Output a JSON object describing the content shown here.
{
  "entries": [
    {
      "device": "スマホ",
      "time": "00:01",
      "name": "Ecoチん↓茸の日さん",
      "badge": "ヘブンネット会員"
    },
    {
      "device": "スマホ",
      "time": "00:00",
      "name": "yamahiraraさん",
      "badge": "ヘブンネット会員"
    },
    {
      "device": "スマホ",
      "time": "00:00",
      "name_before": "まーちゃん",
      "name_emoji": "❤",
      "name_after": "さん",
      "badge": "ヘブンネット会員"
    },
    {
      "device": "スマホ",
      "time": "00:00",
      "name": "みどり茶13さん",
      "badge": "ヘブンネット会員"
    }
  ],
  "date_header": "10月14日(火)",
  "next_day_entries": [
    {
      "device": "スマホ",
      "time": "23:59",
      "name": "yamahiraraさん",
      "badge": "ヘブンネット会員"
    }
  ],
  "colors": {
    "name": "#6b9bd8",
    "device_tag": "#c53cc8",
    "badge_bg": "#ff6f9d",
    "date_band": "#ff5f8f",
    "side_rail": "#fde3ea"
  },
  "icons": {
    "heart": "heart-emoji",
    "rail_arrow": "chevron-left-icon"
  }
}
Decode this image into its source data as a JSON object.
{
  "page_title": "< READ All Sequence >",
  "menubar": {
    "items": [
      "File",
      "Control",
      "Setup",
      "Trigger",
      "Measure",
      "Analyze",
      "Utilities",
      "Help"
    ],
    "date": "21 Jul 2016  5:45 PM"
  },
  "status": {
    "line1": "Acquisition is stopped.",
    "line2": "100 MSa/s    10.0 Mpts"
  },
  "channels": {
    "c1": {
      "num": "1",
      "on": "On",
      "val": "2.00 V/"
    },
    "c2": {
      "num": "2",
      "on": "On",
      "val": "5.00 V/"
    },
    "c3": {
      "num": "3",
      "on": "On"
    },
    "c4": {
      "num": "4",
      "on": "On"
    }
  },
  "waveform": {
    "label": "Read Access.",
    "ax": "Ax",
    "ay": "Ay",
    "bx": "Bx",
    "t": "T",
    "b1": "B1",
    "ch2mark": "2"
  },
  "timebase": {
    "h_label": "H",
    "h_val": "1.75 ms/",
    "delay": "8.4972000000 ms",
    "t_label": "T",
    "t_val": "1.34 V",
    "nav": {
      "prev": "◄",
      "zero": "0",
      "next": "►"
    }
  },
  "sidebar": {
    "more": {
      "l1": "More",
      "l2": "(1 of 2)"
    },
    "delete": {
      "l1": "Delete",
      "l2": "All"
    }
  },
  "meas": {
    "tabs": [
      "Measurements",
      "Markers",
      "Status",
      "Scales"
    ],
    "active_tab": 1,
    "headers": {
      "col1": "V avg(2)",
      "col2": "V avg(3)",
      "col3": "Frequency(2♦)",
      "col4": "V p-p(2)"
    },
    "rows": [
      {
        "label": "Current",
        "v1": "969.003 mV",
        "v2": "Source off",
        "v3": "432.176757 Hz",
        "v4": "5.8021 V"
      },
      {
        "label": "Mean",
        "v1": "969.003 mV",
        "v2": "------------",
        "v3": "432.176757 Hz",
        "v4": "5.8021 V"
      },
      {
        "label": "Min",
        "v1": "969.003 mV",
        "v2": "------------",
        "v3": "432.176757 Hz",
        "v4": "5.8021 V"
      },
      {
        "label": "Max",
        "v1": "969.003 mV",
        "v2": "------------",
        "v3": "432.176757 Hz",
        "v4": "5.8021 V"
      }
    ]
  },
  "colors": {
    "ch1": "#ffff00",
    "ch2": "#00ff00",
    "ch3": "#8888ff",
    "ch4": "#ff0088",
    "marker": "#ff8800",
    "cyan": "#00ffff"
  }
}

● **PROBLEM**: Scan the material above. Return every line containing the string "JSON".

● **RESULT**:
Output a JSON object describing the content shown here.
Decode this image into its source data as a JSON object.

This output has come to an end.